## [Given problem]
Keep only the lines where "Porto" appears.
— START Record extracts —
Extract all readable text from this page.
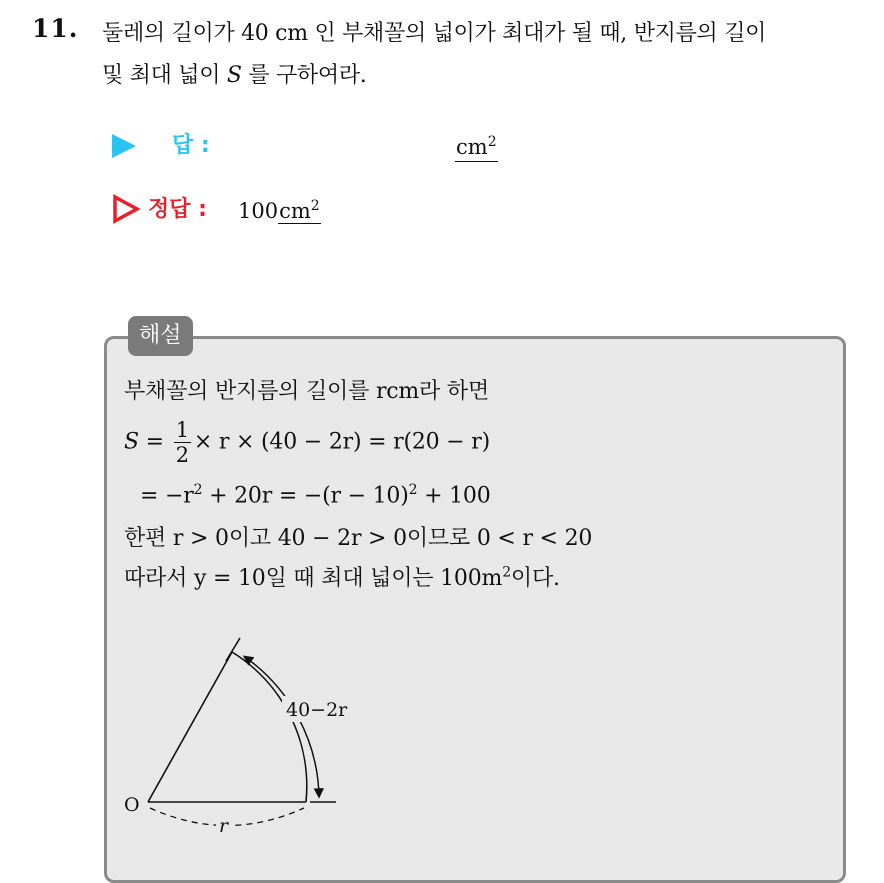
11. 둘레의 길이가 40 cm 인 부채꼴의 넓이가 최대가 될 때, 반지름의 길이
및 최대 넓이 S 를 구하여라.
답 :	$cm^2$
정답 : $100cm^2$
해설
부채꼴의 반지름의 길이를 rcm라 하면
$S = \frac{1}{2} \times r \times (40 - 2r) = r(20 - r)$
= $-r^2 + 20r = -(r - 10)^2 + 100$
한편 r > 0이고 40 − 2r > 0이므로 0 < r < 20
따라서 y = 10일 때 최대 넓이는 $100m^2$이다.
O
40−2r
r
— END Record extracts —
— START Record extracts —
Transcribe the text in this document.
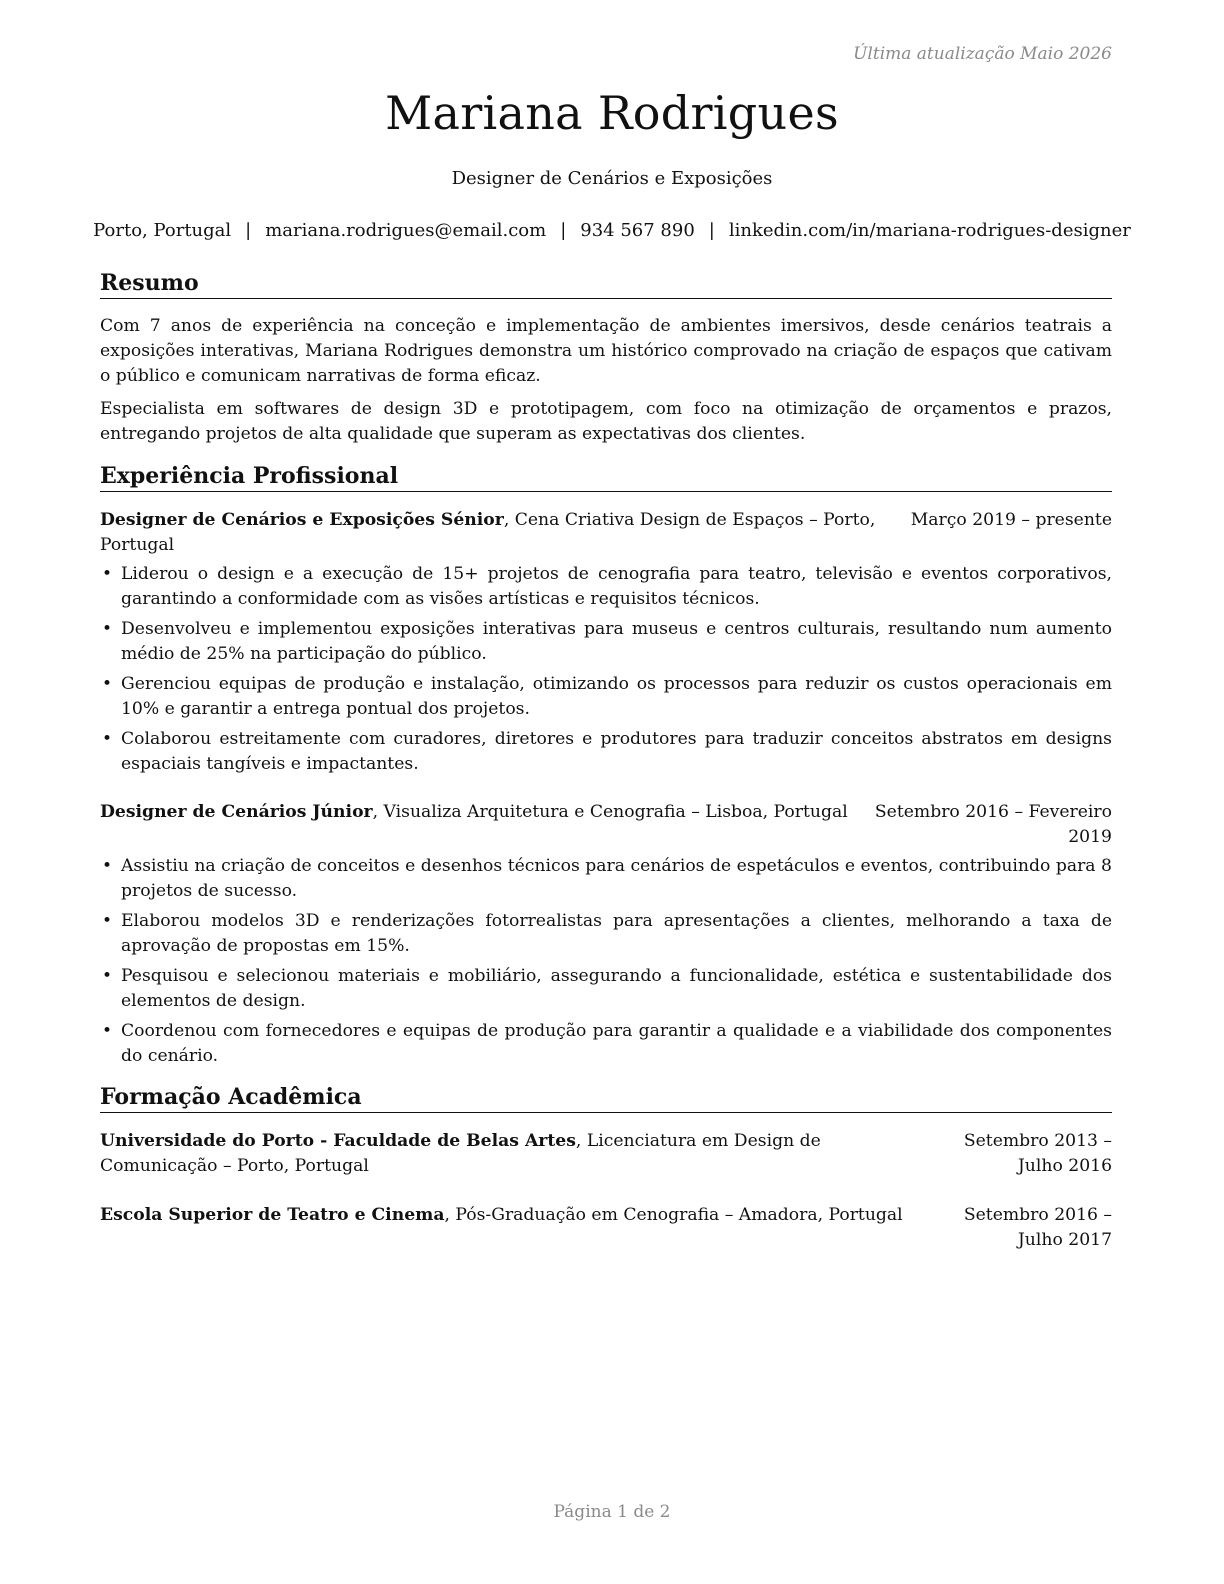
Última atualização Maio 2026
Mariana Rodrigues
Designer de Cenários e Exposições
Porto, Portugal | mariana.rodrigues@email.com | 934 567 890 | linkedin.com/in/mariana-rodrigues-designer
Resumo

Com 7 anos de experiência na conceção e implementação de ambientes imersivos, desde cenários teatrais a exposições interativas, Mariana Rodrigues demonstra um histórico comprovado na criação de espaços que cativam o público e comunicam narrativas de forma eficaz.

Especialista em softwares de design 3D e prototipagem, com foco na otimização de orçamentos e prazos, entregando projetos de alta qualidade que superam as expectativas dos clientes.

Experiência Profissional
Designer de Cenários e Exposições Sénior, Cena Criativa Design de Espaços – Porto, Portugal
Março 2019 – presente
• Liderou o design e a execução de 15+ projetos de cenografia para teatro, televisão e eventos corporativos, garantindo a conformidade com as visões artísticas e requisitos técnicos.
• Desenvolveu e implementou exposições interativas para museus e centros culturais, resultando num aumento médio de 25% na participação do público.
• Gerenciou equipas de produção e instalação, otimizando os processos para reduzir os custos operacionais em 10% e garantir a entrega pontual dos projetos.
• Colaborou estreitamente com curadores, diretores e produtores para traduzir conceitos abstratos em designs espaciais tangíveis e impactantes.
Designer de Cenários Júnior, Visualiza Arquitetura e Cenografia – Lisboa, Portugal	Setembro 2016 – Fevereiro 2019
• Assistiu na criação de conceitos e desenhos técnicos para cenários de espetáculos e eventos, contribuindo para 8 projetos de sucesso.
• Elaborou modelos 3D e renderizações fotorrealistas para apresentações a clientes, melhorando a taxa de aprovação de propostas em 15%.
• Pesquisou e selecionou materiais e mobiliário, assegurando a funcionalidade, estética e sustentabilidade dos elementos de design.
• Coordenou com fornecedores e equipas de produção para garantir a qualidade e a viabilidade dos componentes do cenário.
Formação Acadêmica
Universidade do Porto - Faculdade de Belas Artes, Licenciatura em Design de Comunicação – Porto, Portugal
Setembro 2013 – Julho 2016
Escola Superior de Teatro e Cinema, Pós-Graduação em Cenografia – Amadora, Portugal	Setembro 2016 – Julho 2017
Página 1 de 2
— END Record extracts —
## [Solution]
Porto, Portugal | mariana.rodrigues@email.com | 934 567 890 | linkedin.com/in/mariana-rodrigues-designer
Designer de Cenários e Exposições Sénior, Cena Criativa Design de Espaços – Porto, Portugal
Universidade do Porto - Faculdade de Belas Artes, Licenciatura em Design de Comunicação – Porto, Portugal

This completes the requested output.